■ Task material

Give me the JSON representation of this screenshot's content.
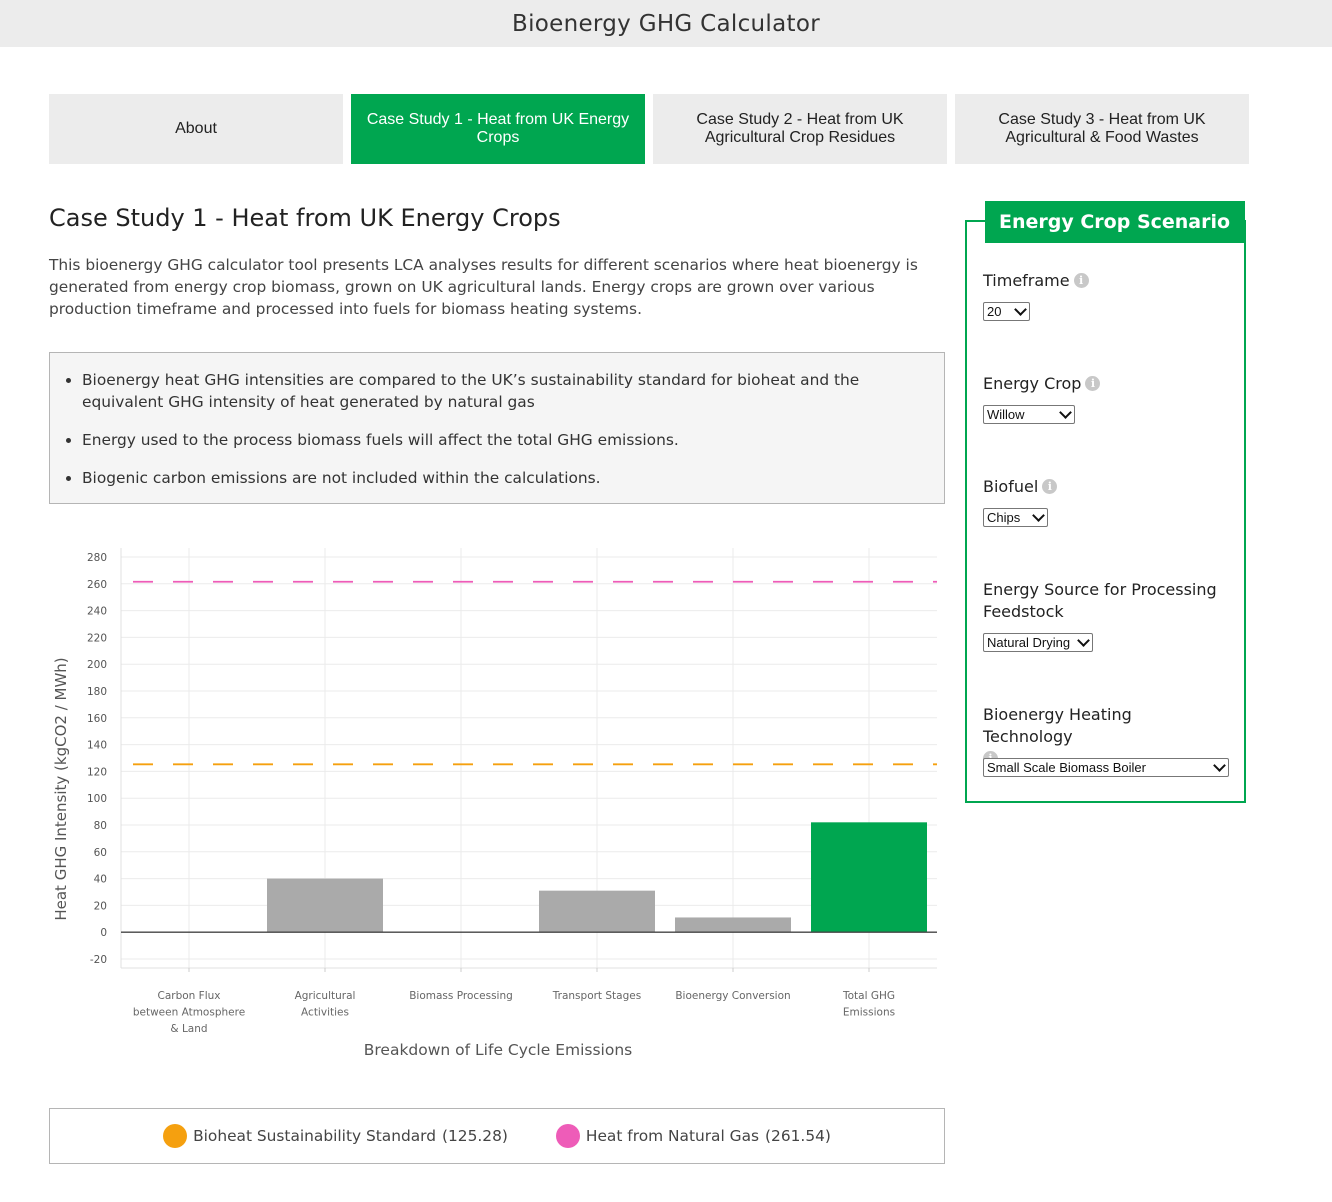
{
  "app": {
    "title": "Bioenergy GHG Calculator"
  },
  "tabs": [
    {
      "label": "About",
      "active": false
    },
    {
      "label": "Case Study 1 - Heat from UK Energy Crops",
      "active": true
    },
    {
      "label": "Case Study 2 - Heat from UK Agricultural Crop Residues",
      "active": false
    },
    {
      "label": "Case Study 3 - Heat from UK Agricultural & Food Wastes",
      "active": false
    }
  ],
  "main": {
    "heading": "Case Study 1 - Heat from UK Energy Crops",
    "intro": "This bioenergy GHG calculator tool presents LCA analyses results for different scenarios where heat bioenergy is generated from energy crop biomass, grown on UK agricultural lands. Energy crops are grown over various production timeframe and processed into fuels for biomass heating systems.",
    "notes": [
      "Bioenergy heat GHG intensities are compared to the UK’s sustainability standard for bioheat and the equivalent GHG intensity of heat generated by natural gas",
      "Energy used to the process biomass fuels will affect the total GHG emissions.",
      "Biogenic carbon emissions are not included within the calculations."
    ]
  },
  "chart_data": {
    "type": "bar",
    "categories": [
      "Carbon Flux between Atmosphere & Land",
      "Agricultural Activities",
      "Biomass Processing",
      "Transport Stages",
      "Bioenergy Conversion",
      "Total GHG Emissions"
    ],
    "category_lines": [
      [
        "Carbon Flux",
        "between Atmosphere",
        "& Land"
      ],
      [
        "Agricultural",
        "Activities"
      ],
      [
        "Biomass Processing"
      ],
      [
        "Transport Stages"
      ],
      [
        "Bioenergy Conversion"
      ],
      [
        "Total GHG",
        "Emissions"
      ]
    ],
    "values": [
      0,
      40,
      0,
      31,
      11,
      82
    ],
    "bar_colors": [
      "#aaaaaa",
      "#aaaaaa",
      "#aaaaaa",
      "#aaaaaa",
      "#aaaaaa",
      "#00a650"
    ],
    "xlabel": "Breakdown of Life Cycle Emissions",
    "ylabel": "Heat GHG Intensity (kgCO2 / MWh)",
    "ylim": [
      -20,
      280
    ],
    "yticks": [
      -20,
      0,
      20,
      40,
      60,
      80,
      100,
      120,
      140,
      160,
      180,
      200,
      220,
      240,
      260,
      280
    ],
    "grid": true,
    "reference_lines": [
      {
        "name": "Bioheat Sustainability Standard",
        "value": 125.28,
        "color": "#f5a00f"
      },
      {
        "name": "Heat from Natural Gas",
        "value": 261.54,
        "color": "#ee5cb8"
      }
    ]
  },
  "legend": {
    "items": [
      {
        "name": "Bioheat Sustainability Standard",
        "value_text": "(125.28)",
        "color": "#f5a00f"
      },
      {
        "name": "Heat from Natural Gas",
        "value_text": "(261.54)",
        "color": "#ee5cb8"
      }
    ]
  },
  "scenario": {
    "title": "Energy Crop Scenario",
    "timeframe": {
      "label": "Timeframe",
      "value": "20"
    },
    "energy_crop": {
      "label": "Energy Crop",
      "value": "Willow"
    },
    "biofuel": {
      "label": "Biofuel",
      "value": "Chips"
    },
    "energy_source": {
      "label": "Energy Source for Processing Feedstock",
      "value": "Natural Drying"
    },
    "heating_tech": {
      "label": "Bioenergy Heating Technology",
      "value": "Small Scale Biomass Boiler"
    }
  },
  "colors": {
    "accent": "#00a650",
    "standard": "#f5a00f",
    "gas": "#ee5cb8",
    "bar": "#aaaaaa"
  },
  "icons": {
    "info": "info-icon",
    "dropdown": "chevron-down-icon"
  }
}
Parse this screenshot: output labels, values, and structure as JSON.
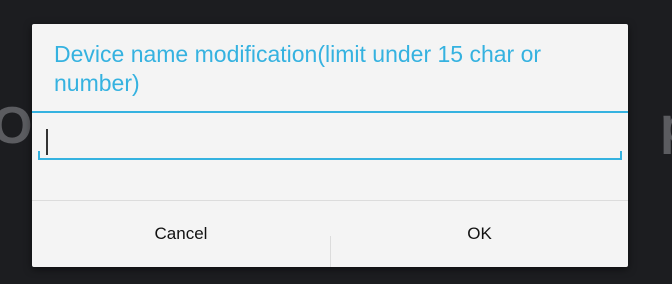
{
  "dialog": {
    "title": "Device name modification(limit under 15 char or number)",
    "input": {
      "value": ""
    },
    "buttons": {
      "cancel_label": "Cancel",
      "ok_label": "OK"
    }
  },
  "colors": {
    "accent": "#35b2e0",
    "dialog_background": "#f4f4f4",
    "backdrop": "#1c1d20"
  }
}
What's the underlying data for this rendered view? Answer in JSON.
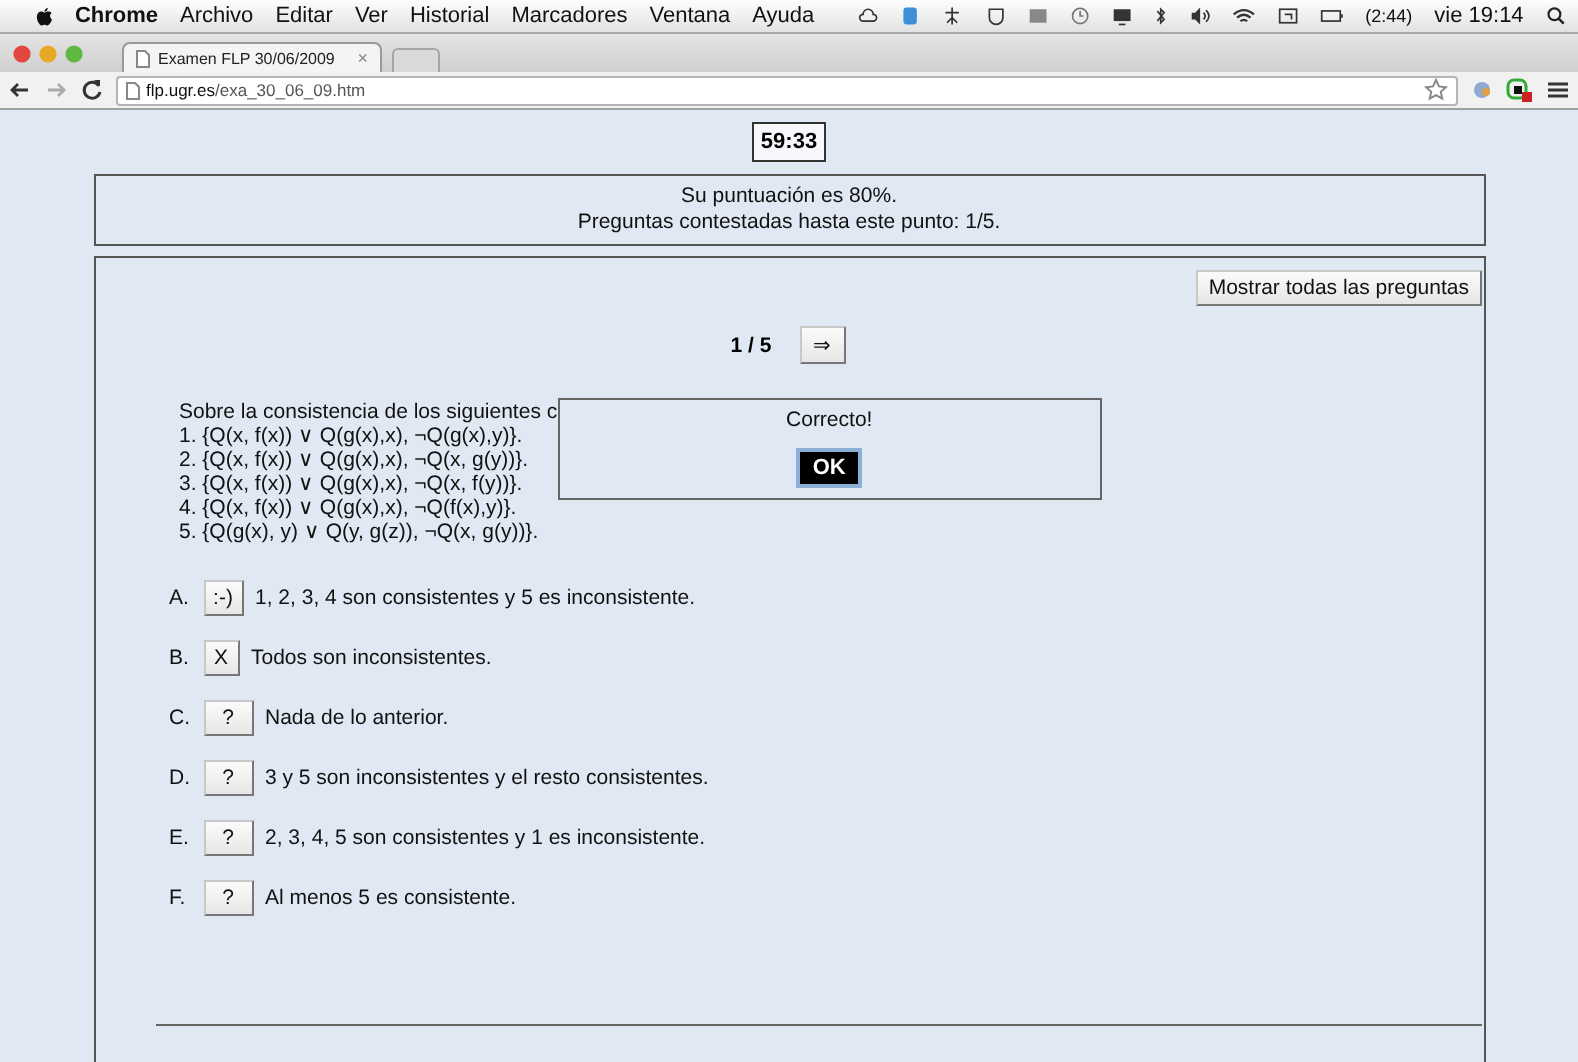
{
  "menubar": {
    "items": [
      {
        "label": "Chrome",
        "bold": true
      },
      {
        "label": "Archivo",
        "bold": false
      },
      {
        "label": "Editar",
        "bold": false
      },
      {
        "label": "Ver",
        "bold": false
      },
      {
        "label": "Historial",
        "bold": false
      },
      {
        "label": "Marcadores",
        "bold": false
      },
      {
        "label": "Ventana",
        "bold": false
      },
      {
        "label": "Ayuda",
        "bold": false
      }
    ],
    "battery": "(2:44)",
    "clock": "vie 19:14"
  },
  "tabs": [
    {
      "title": "Examen FLP 30/06/2009",
      "close": "×",
      "selected": true
    }
  ],
  "address": {
    "host": "flp.ugr.es",
    "path": "/exa_30_06_09.htm"
  },
  "timer": "59:33",
  "score": [
    "Su puntuación es 80%.",
    "Preguntas contestadas hasta este punto: 1/5."
  ],
  "show_all_button": "Mostrar todas las preguntas",
  "pager": {
    "position": "1 / 5",
    "next": "⇒"
  },
  "question": {
    "intro": "Sobre la consistencia de los siguientes c",
    "formulas": [
      "1. {Q(x, f(x)) ∨ Q(g(x),x), ¬Q(g(x),y)}.",
      "2. {Q(x, f(x)) ∨ Q(g(x),x), ¬Q(x, g(y))}.",
      "3. {Q(x, f(x)) ∨ Q(g(x),x), ¬Q(x, f(y))}.",
      "4. {Q(x, f(x)) ∨ Q(g(x),x), ¬Q(f(x),y)}.",
      "5. {Q(g(x), y) ∨ Q(y, g(z)), ¬Q(x, g(y))}."
    ]
  },
  "dialog": {
    "message": "Correcto!",
    "button": "OK"
  },
  "options": [
    {
      "letter": "A.",
      "mark": ":-)",
      "text": "1, 2, 3, 4 son consistentes y 5 es inconsistente."
    },
    {
      "letter": "B.",
      "mark": "X",
      "text": "Todos son inconsistentes."
    },
    {
      "letter": "C.",
      "mark": "?",
      "text": "Nada de lo anterior."
    },
    {
      "letter": "D.",
      "mark": "?",
      "text": "3 y 5 son inconsistentes y el resto consistentes."
    },
    {
      "letter": "E.",
      "mark": "?",
      "text": "2, 3, 4, 5 son consistentes y 1 es inconsistente."
    },
    {
      "letter": "F.",
      "mark": "?",
      "text": "Al menos 5 es consistente."
    }
  ]
}
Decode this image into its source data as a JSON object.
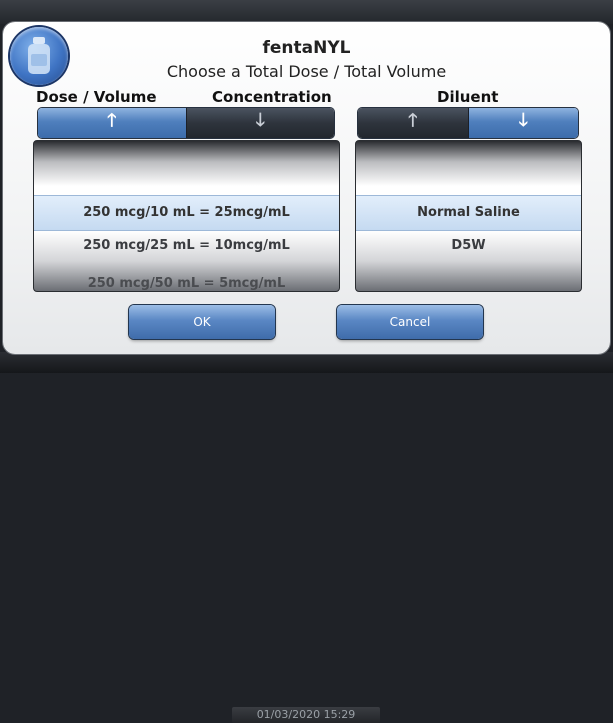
{
  "background": {
    "timestamp": "01/03/2020 15:29"
  },
  "dialog": {
    "icon": "medication-vial-icon",
    "title": "fentaNYL",
    "subtitle": "Choose a Total Dose / Total Volume"
  },
  "columns": {
    "dose_volume_label": "Dose / Volume",
    "concentration_label": "Concentration",
    "diluent_label": "Diluent"
  },
  "dose_list": {
    "items": [
      "250 mcg/10 mL = 25mcg/mL",
      "250 mcg/25 mL = 10mcg/mL",
      "250 mcg/50 mL = 5mcg/mL"
    ],
    "selected_index": 0
  },
  "diluent_list": {
    "items": [
      "Normal Saline",
      "D5W"
    ],
    "selected_index": 0
  },
  "buttons": {
    "ok": "OK",
    "cancel": "Cancel"
  },
  "colors": {
    "accent_blue": "#4f7fbd",
    "selection": "#c5daf1",
    "dark_button": "#2e343d"
  }
}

■ Task prompt
Make an exact copy of all entries above, dropping the images.

■ Exercise solution
Give me the JSON representation of this screenshot's content.
{
  "app": {
    "title": "Bioenergy GHG Calculator"
  },
  "tabs": [
    {
      "label": "About",
      "active": false
    },
    {
      "label": "Case Study 1 - Heat from UK Energy Crops",
      "active": true
    },
    {
      "label": "Case Study 2 - Heat from UK Agricultural Crop Residues",
      "active": false
    },
    {
      "label": "Case Study 3 - Heat from UK Agricultural & Food Wastes",
      "active": false
    }
  ],
  "main": {
    "heading": "Case Study 1 - Heat from UK Energy Crops",
    "intro": "This bioenergy GHG calculator tool presents LCA analyses results for different scenarios where heat bioenergy is generated from energy crop biomass, grown on UK agricultural lands. Energy crops are grown over various production timeframe and processed into fuels for biomass heating systems.",
    "notes": [
      "Bioenergy heat GHG intensities are compared to the UK’s sustainability standard for bioheat and the equivalent GHG intensity of heat generated by natural gas",
      "Energy used to the process biomass fuels will affect the total GHG emissions.",
      "Biogenic carbon emissions are not included within the calculations."
    ]
  },
  "chart_data": {
    "type": "bar",
    "categories": [
      "Carbon Flux between Atmosphere & Land",
      "Agricultural Activities",
      "Biomass Processing",
      "Transport Stages",
      "Bioenergy Conversion",
      "Total GHG Emissions"
    ],
    "category_lines": [
      [
        "Carbon Flux",
        "between Atmosphere",
        "& Land"
      ],
      [
        "Agricultural",
        "Activities"
      ],
      [
        "Biomass Processing"
      ],
      [
        "Transport Stages"
      ],
      [
        "Bioenergy Conversion"
      ],
      [
        "Total GHG",
        "Emissions"
      ]
    ],
    "values": [
      0,
      40,
      0,
      31,
      11,
      82
    ],
    "bar_colors": [
      "#aaaaaa",
      "#aaaaaa",
      "#aaaaaa",
      "#aaaaaa",
      "#aaaaaa",
      "#00a650"
    ],
    "xlabel": "Breakdown of Life Cycle Emissions",
    "ylabel": "Heat GHG Intensity (kgCO2 / MWh)",
    "ylim": [
      -20,
      280
    ],
    "yticks": [
      -20,
      0,
      20,
      40,
      60,
      80,
      100,
      120,
      140,
      160,
      180,
      200,
      220,
      240,
      260,
      280
    ],
    "grid": true,
    "reference_lines": [
      {
        "name": "Bioheat Sustainability Standard",
        "value": 125.28,
        "color": "#f5a00f"
      },
      {
        "name": "Heat from Natural Gas",
        "value": 261.54,
        "color": "#ee5cb8"
      }
    ]
  },
  "legend": {
    "items": [
      {
        "name": "Bioheat Sustainability Standard",
        "value_text": "(125.28)",
        "color": "#f5a00f"
      },
      {
        "name": "Heat from Natural Gas",
        "value_text": "(261.54)",
        "color": "#ee5cb8"
      }
    ]
  },
  "scenario": {
    "title": "Energy Crop Scenario",
    "timeframe": {
      "label": "Timeframe",
      "value": "20"
    },
    "energy_crop": {
      "label": "Energy Crop",
      "value": "Willow"
    },
    "biofuel": {
      "label": "Biofuel",
      "value": "Chips"
    },
    "energy_source": {
      "label": "Energy Source for Processing Feedstock",
      "value": "Natural Drying"
    },
    "heating_tech": {
      "label": "Bioenergy Heating Technology",
      "value": "Small Scale Biomass Boiler"
    }
  },
  "colors": {
    "accent": "#00a650",
    "standard": "#f5a00f",
    "gas": "#ee5cb8",
    "bar": "#aaaaaa"
  },
  "icons": {
    "info": "info-icon",
    "dropdown": "chevron-down-icon"
  }
}
Parse this screenshot: output labels, values, and structure as JSON.
{
  "dialog": {
    "title": "Device name modification(limit under 15 char or number)",
    "input": {
      "value": ""
    },
    "buttons": {
      "cancel_label": "Cancel",
      "ok_label": "OK"
    }
  },
  "colors": {
    "accent": "#35b2e0",
    "dialog_background": "#f4f4f4",
    "backdrop": "#1c1d20"
  }
}
What's the underlying data for this rendered view? Answer in JSON.
{
  "menubar": {
    "items": [
      {
        "label": "Chrome",
        "bold": true
      },
      {
        "label": "Archivo",
        "bold": false
      },
      {
        "label": "Editar",
        "bold": false
      },
      {
        "label": "Ver",
        "bold": false
      },
      {
        "label": "Historial",
        "bold": false
      },
      {
        "label": "Marcadores",
        "bold": false
      },
      {
        "label": "Ventana",
        "bold": false
      },
      {
        "label": "Ayuda",
        "bold": false
      }
    ],
    "battery": "(2:44)",
    "clock": "vie 19:14"
  },
  "tabs": [
    {
      "title": "Examen FLP 30/06/2009",
      "close": "×",
      "selected": true
    }
  ],
  "address": {
    "host": "flp.ugr.es",
    "path": "/exa_30_06_09.htm"
  },
  "timer": "59:33",
  "score": [
    "Su puntuación es 80%.",
    "Preguntas contestadas hasta este punto: 1/5."
  ],
  "show_all_button": "Mostrar todas las preguntas",
  "pager": {
    "position": "1 / 5",
    "next": "⇒"
  },
  "question": {
    "intro": "Sobre la consistencia de los siguientes c",
    "formulas": [
      "1. {Q(x, f(x)) ∨ Q(g(x),x), ¬Q(g(x),y)}.",
      "2. {Q(x, f(x)) ∨ Q(g(x),x), ¬Q(x, g(y))}.",
      "3. {Q(x, f(x)) ∨ Q(g(x),x), ¬Q(x, f(y))}.",
      "4. {Q(x, f(x)) ∨ Q(g(x),x), ¬Q(f(x),y)}.",
      "5. {Q(g(x), y) ∨ Q(y, g(z)), ¬Q(x, g(y))}."
    ]
  },
  "dialog": {
    "message": "Correcto!",
    "button": "OK"
  },
  "options": [
    {
      "letter": "A.",
      "mark": ":-)",
      "text": "1, 2, 3, 4 son consistentes y 5 es inconsistente."
    },
    {
      "letter": "B.",
      "mark": "X",
      "text": "Todos son inconsistentes."
    },
    {
      "letter": "C.",
      "mark": "?",
      "text": "Nada de lo anterior."
    },
    {
      "letter": "D.",
      "mark": "?",
      "text": "3 y 5 son inconsistentes y el resto consistentes."
    },
    {
      "letter": "E.",
      "mark": "?",
      "text": "2, 3, 4, 5 son consistentes y 1 es inconsistente."
    },
    {
      "letter": "F.",
      "mark": "?",
      "text": "Al menos 5 es consistente."
    }
  ]
}
Decode this image into its source data as a JSON object.
{
  "background": {
    "timestamp": "01/03/2020 15:29"
  },
  "dialog": {
    "icon": "medication-vial-icon",
    "title": "fentaNYL",
    "subtitle": "Choose a Total Dose / Total Volume"
  },
  "columns": {
    "dose_volume_label": "Dose / Volume",
    "concentration_label": "Concentration",
    "diluent_label": "Diluent"
  },
  "dose_list": {
    "items": [
      "250 mcg/10 mL = 25mcg/mL",
      "250 mcg/25 mL = 10mcg/mL",
      "250 mcg/50 mL = 5mcg/mL"
    ],
    "selected_index": 0
  },
  "diluent_list": {
    "items": [
      "Normal Saline",
      "D5W"
    ],
    "selected_index": 0
  },
  "buttons": {
    "ok": "OK",
    "cancel": "Cancel"
  },
  "colors": {
    "accent_blue": "#4f7fbd",
    "selection": "#c5daf1",
    "dark_button": "#2e343d"
  }
}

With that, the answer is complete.